[EXERCISE PROMPT]
Each record is to be printed again precisely as it reads.

***** SOURCE MATERIAL *****

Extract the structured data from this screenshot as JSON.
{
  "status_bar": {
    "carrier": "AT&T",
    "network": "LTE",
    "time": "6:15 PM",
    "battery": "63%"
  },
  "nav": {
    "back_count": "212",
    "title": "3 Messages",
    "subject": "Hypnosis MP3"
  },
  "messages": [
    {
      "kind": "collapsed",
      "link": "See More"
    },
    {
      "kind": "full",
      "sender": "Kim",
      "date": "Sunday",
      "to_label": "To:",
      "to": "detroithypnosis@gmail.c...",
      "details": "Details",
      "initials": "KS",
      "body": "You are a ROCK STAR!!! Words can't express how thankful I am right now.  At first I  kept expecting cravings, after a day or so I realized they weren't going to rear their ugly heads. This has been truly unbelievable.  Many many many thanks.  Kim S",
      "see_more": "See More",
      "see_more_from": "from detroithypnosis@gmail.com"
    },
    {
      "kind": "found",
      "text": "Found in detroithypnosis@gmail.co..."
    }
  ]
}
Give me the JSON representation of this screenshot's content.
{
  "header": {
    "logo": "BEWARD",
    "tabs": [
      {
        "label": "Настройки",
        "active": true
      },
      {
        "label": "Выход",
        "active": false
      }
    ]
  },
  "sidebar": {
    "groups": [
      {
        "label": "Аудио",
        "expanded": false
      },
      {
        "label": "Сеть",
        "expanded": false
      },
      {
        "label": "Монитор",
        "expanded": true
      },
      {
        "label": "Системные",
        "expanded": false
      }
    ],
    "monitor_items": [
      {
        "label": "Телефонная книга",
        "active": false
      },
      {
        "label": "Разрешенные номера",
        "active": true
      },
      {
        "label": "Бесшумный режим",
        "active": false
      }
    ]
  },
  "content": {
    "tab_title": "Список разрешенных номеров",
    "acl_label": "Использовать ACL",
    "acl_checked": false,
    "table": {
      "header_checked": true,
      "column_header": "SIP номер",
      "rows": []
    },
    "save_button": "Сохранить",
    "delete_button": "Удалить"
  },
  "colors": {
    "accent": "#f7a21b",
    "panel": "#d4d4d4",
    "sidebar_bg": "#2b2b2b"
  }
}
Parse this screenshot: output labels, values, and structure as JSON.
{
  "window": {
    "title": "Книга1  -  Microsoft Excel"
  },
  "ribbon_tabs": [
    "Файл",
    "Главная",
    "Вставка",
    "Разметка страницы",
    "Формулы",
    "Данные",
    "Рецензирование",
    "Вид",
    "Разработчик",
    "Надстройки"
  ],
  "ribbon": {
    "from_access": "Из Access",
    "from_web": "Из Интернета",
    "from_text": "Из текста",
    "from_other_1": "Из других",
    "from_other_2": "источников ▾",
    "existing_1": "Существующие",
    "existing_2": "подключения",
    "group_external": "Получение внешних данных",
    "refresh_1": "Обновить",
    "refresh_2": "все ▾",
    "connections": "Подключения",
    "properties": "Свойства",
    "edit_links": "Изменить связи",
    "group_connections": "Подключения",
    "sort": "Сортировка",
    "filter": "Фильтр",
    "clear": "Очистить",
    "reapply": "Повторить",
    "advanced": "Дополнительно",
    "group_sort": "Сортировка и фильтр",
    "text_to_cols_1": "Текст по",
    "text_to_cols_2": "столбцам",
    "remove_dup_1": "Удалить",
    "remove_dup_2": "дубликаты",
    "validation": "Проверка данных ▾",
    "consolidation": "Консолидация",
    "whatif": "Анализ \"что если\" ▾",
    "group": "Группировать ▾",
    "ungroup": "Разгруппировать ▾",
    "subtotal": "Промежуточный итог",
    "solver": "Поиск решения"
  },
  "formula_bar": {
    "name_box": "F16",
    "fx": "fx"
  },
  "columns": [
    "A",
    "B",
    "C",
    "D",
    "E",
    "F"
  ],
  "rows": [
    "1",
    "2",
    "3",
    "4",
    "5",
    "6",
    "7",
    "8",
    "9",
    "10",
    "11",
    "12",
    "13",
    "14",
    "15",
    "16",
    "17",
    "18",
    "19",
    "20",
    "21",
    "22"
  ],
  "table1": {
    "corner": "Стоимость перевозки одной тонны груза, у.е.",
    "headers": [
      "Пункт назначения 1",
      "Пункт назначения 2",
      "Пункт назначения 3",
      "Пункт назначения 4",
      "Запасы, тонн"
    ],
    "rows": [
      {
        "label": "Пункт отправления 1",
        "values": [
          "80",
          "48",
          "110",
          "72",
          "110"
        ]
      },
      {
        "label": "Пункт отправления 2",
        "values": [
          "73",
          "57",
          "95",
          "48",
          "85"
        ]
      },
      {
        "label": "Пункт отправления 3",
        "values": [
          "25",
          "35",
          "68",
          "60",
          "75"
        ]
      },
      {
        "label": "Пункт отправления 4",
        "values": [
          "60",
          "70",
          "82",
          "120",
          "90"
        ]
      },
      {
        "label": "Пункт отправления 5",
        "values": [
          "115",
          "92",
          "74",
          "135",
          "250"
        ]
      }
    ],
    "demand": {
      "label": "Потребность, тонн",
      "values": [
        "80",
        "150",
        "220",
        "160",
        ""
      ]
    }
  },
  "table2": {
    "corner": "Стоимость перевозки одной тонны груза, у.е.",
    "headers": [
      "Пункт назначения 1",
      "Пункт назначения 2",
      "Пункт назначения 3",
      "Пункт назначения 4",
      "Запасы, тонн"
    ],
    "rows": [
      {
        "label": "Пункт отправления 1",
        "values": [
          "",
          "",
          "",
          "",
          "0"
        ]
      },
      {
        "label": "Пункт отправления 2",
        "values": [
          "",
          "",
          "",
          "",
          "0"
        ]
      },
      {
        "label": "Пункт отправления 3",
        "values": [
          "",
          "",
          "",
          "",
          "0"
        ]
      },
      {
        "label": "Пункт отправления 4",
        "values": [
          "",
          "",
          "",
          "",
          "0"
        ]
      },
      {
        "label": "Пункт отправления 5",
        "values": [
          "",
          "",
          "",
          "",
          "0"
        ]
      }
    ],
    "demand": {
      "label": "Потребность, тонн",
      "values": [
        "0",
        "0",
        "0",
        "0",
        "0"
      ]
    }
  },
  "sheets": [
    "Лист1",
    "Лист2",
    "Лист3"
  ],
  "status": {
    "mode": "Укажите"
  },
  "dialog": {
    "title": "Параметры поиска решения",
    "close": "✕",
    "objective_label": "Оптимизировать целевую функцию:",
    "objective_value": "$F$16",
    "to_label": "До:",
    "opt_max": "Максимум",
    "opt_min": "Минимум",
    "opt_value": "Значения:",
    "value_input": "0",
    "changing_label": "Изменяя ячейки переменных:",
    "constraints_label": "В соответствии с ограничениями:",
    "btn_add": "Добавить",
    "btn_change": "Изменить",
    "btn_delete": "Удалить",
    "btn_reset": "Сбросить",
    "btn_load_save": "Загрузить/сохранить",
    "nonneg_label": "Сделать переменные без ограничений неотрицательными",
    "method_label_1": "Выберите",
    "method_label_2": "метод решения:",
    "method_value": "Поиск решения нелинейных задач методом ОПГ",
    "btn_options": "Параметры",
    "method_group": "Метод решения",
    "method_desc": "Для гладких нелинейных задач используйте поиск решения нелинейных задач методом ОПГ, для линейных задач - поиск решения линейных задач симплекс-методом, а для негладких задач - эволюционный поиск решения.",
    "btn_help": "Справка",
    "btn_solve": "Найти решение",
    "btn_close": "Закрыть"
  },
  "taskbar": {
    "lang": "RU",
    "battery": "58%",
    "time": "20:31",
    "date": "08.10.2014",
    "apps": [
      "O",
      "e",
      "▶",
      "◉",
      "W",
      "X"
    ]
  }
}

*****

[TASK RESPONSE]
Extract the structured data from this screenshot as JSON.
{
  "status_bar": {
    "carrier": "AT&T",
    "network": "LTE",
    "time": "6:15 PM",
    "battery": "63%"
  },
  "nav": {
    "back_count": "212",
    "title": "3 Messages",
    "subject": "Hypnosis MP3"
  },
  "messages": [
    {
      "kind": "collapsed",
      "link": "See More"
    },
    {
      "kind": "full",
      "sender": "Kim",
      "date": "Sunday",
      "to_label": "To:",
      "to": "detroithypnosis@gmail.c...",
      "details": "Details",
      "initials": "KS",
      "body": "You are a ROCK STAR!!! Words can't express how thankful I am right now.  At first I  kept expecting cravings, after a day or so I realized they weren't going to rear their ugly heads. This has been truly unbelievable.  Many many many thanks.  Kim S",
      "see_more": "See More",
      "see_more_from": "from detroithypnosis@gmail.com"
    },
    {
      "kind": "found",
      "text": "Found in detroithypnosis@gmail.co..."
    }
  ]
}
Give me the JSON representation of this screenshot's content.
{
  "header": {
    "logo": "BEWARD",
    "tabs": [
      {
        "label": "Настройки",
        "active": true
      },
      {
        "label": "Выход",
        "active": false
      }
    ]
  },
  "sidebar": {
    "groups": [
      {
        "label": "Аудио",
        "expanded": false
      },
      {
        "label": "Сеть",
        "expanded": false
      },
      {
        "label": "Монитор",
        "expanded": true
      },
      {
        "label": "Системные",
        "expanded": false
      }
    ],
    "monitor_items": [
      {
        "label": "Телефонная книга",
        "active": false
      },
      {
        "label": "Разрешенные номера",
        "active": true
      },
      {
        "label": "Бесшумный режим",
        "active": false
      }
    ]
  },
  "content": {
    "tab_title": "Список разрешенных номеров",
    "acl_label": "Использовать ACL",
    "acl_checked": false,
    "table": {
      "header_checked": true,
      "column_header": "SIP номер",
      "rows": []
    },
    "save_button": "Сохранить",
    "delete_button": "Удалить"
  },
  "colors": {
    "accent": "#f7a21b",
    "panel": "#d4d4d4",
    "sidebar_bg": "#2b2b2b"
  }
}
Parse this screenshot: output labels, values, and structure as JSON.
{
  "window": {
    "title": "Книга1  -  Microsoft Excel"
  },
  "ribbon_tabs": [
    "Файл",
    "Главная",
    "Вставка",
    "Разметка страницы",
    "Формулы",
    "Данные",
    "Рецензирование",
    "Вид",
    "Разработчик",
    "Надстройки"
  ],
  "ribbon": {
    "from_access": "Из Access",
    "from_web": "Из Интернета",
    "from_text": "Из текста",
    "from_other_1": "Из других",
    "from_other_2": "источников ▾",
    "existing_1": "Существующие",
    "existing_2": "подключения",
    "group_external": "Получение внешних данных",
    "refresh_1": "Обновить",
    "refresh_2": "все ▾",
    "connections": "Подключения",
    "properties": "Свойства",
    "edit_links": "Изменить связи",
    "group_connections": "Подключения",
    "sort": "Сортировка",
    "filter": "Фильтр",
    "clear": "Очистить",
    "reapply": "Повторить",
    "advanced": "Дополнительно",
    "group_sort": "Сортировка и фильтр",
    "text_to_cols_1": "Текст по",
    "text_to_cols_2": "столбцам",
    "remove_dup_1": "Удалить",
    "remove_dup_2": "дубликаты",
    "validation": "Проверка данных ▾",
    "consolidation": "Консолидация",
    "whatif": "Анализ \"что если\" ▾",
    "group": "Группировать ▾",
    "ungroup": "Разгруппировать ▾",
    "subtotal": "Промежуточный итог",
    "solver": "Поиск решения"
  },
  "formula_bar": {
    "name_box": "F16",
    "fx": "fx"
  },
  "columns": [
    "A",
    "B",
    "C",
    "D",
    "E",
    "F"
  ],
  "rows": [
    "1",
    "2",
    "3",
    "4",
    "5",
    "6",
    "7",
    "8",
    "9",
    "10",
    "11",
    "12",
    "13",
    "14",
    "15",
    "16",
    "17",
    "18",
    "19",
    "20",
    "21",
    "22"
  ],
  "table1": {
    "corner": "Стоимость перевозки одной тонны груза, у.е.",
    "headers": [
      "Пункт назначения 1",
      "Пункт назначения 2",
      "Пункт назначения 3",
      "Пункт назначения 4",
      "Запасы, тонн"
    ],
    "rows": [
      {
        "label": "Пункт отправления 1",
        "values": [
          "80",
          "48",
          "110",
          "72",
          "110"
        ]
      },
      {
        "label": "Пункт отправления 2",
        "values": [
          "73",
          "57",
          "95",
          "48",
          "85"
        ]
      },
      {
        "label": "Пункт отправления 3",
        "values": [
          "25",
          "35",
          "68",
          "60",
          "75"
        ]
      },
      {
        "label": "Пункт отправления 4",
        "values": [
          "60",
          "70",
          "82",
          "120",
          "90"
        ]
      },
      {
        "label": "Пункт отправления 5",
        "values": [
          "115",
          "92",
          "74",
          "135",
          "250"
        ]
      }
    ],
    "demand": {
      "label": "Потребность, тонн",
      "values": [
        "80",
        "150",
        "220",
        "160",
        ""
      ]
    }
  },
  "table2": {
    "corner": "Стоимость перевозки одной тонны груза, у.е.",
    "headers": [
      "Пункт назначения 1",
      "Пункт назначения 2",
      "Пункт назначения 3",
      "Пункт назначения 4",
      "Запасы, тонн"
    ],
    "rows": [
      {
        "label": "Пункт отправления 1",
        "values": [
          "",
          "",
          "",
          "",
          "0"
        ]
      },
      {
        "label": "Пункт отправления 2",
        "values": [
          "",
          "",
          "",
          "",
          "0"
        ]
      },
      {
        "label": "Пункт отправления 3",
        "values": [
          "",
          "",
          "",
          "",
          "0"
        ]
      },
      {
        "label": "Пункт отправления 4",
        "values": [
          "",
          "",
          "",
          "",
          "0"
        ]
      },
      {
        "label": "Пункт отправления 5",
        "values": [
          "",
          "",
          "",
          "",
          "0"
        ]
      }
    ],
    "demand": {
      "label": "Потребность, тонн",
      "values": [
        "0",
        "0",
        "0",
        "0",
        "0"
      ]
    }
  },
  "sheets": [
    "Лист1",
    "Лист2",
    "Лист3"
  ],
  "status": {
    "mode": "Укажите"
  },
  "dialog": {
    "title": "Параметры поиска решения",
    "close": "✕",
    "objective_label": "Оптимизировать целевую функцию:",
    "objective_value": "$F$16",
    "to_label": "До:",
    "opt_max": "Максимум",
    "opt_min": "Минимум",
    "opt_value": "Значения:",
    "value_input": "0",
    "changing_label": "Изменяя ячейки переменных:",
    "constraints_label": "В соответствии с ограничениями:",
    "btn_add": "Добавить",
    "btn_change": "Изменить",
    "btn_delete": "Удалить",
    "btn_reset": "Сбросить",
    "btn_load_save": "Загрузить/сохранить",
    "nonneg_label": "Сделать переменные без ограничений неотрицательными",
    "method_label_1": "Выберите",
    "method_label_2": "метод решения:",
    "method_value": "Поиск решения нелинейных задач методом ОПГ",
    "btn_options": "Параметры",
    "method_group": "Метод решения",
    "method_desc": "Для гладких нелинейных задач используйте поиск решения нелинейных задач методом ОПГ, для линейных задач - поиск решения линейных задач симплекс-методом, а для негладких задач - эволюционный поиск решения.",
    "btn_help": "Справка",
    "btn_solve": "Найти решение",
    "btn_close": "Закрыть"
  },
  "taskbar": {
    "lang": "RU",
    "battery": "58%",
    "time": "20:31",
    "date": "08.10.2014",
    "apps": [
      "O",
      "e",
      "▶",
      "◉",
      "W",
      "X"
    ]
  }
}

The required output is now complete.